» WHAT YOU NEED TO DO:
Keep the wording of each record exactly the same when you repeat it, and leave out pictures.

» DATASET ENTRIES:
** begin **

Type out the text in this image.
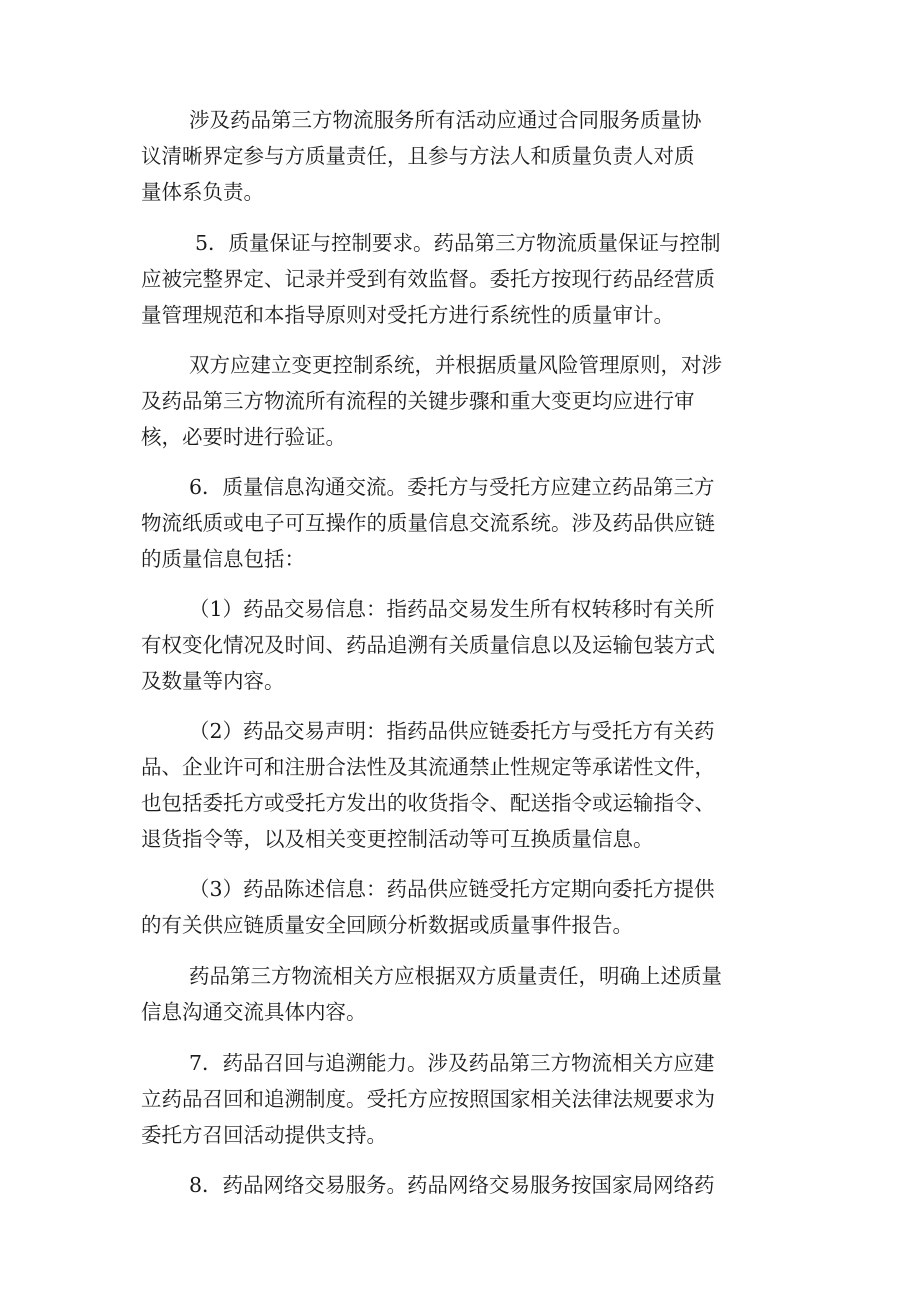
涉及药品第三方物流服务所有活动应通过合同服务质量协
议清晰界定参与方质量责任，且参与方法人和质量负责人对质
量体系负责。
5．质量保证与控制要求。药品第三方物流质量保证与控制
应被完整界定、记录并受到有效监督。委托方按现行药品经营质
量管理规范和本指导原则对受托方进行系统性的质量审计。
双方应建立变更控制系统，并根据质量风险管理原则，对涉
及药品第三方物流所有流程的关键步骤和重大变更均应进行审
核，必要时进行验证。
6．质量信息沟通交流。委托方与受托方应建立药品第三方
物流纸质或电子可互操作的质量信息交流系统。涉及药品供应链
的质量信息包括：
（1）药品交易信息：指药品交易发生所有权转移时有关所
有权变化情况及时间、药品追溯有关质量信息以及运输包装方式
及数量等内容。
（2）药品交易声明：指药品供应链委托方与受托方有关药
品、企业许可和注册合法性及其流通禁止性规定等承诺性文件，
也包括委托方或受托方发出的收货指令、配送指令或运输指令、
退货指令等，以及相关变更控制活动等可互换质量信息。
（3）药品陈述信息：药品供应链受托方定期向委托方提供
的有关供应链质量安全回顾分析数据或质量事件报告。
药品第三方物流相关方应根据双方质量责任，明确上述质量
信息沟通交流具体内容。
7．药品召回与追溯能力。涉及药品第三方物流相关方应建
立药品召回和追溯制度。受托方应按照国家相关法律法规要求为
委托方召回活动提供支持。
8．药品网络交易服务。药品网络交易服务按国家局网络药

** end **

» TASK OUTPUT:
Type out the text in this image.
涉及药品第三方物流服务所有活动应通过合同服务质量协
议清晰界定参与方质量责任，且参与方法人和质量负责人对质
量体系负责。
5．质量保证与控制要求。药品第三方物流质量保证与控制
应被完整界定、记录并受到有效监督。委托方按现行药品经营质
量管理规范和本指导原则对受托方进行系统性的质量审计。
双方应建立变更控制系统，并根据质量风险管理原则，对涉
及药品第三方物流所有流程的关键步骤和重大变更均应进行审
核，必要时进行验证。
6．质量信息沟通交流。委托方与受托方应建立药品第三方
物流纸质或电子可互操作的质量信息交流系统。涉及药品供应链
的质量信息包括：
（1）药品交易信息：指药品交易发生所有权转移时有关所
有权变化情况及时间、药品追溯有关质量信息以及运输包装方式
及数量等内容。
（2）药品交易声明：指药品供应链委托方与受托方有关药
品、企业许可和注册合法性及其流通禁止性规定等承诺性文件，
也包括委托方或受托方发出的收货指令、配送指令或运输指令、
退货指令等，以及相关变更控制活动等可互换质量信息。
（3）药品陈述信息：药品供应链受托方定期向委托方提供
的有关供应链质量安全回顾分析数据或质量事件报告。
药品第三方物流相关方应根据双方质量责任，明确上述质量
信息沟通交流具体内容。
7．药品召回与追溯能力。涉及药品第三方物流相关方应建
立药品召回和追溯制度。受托方应按照国家相关法律法规要求为
委托方召回活动提供支持。
8．药品网络交易服务。药品网络交易服务按国家局网络药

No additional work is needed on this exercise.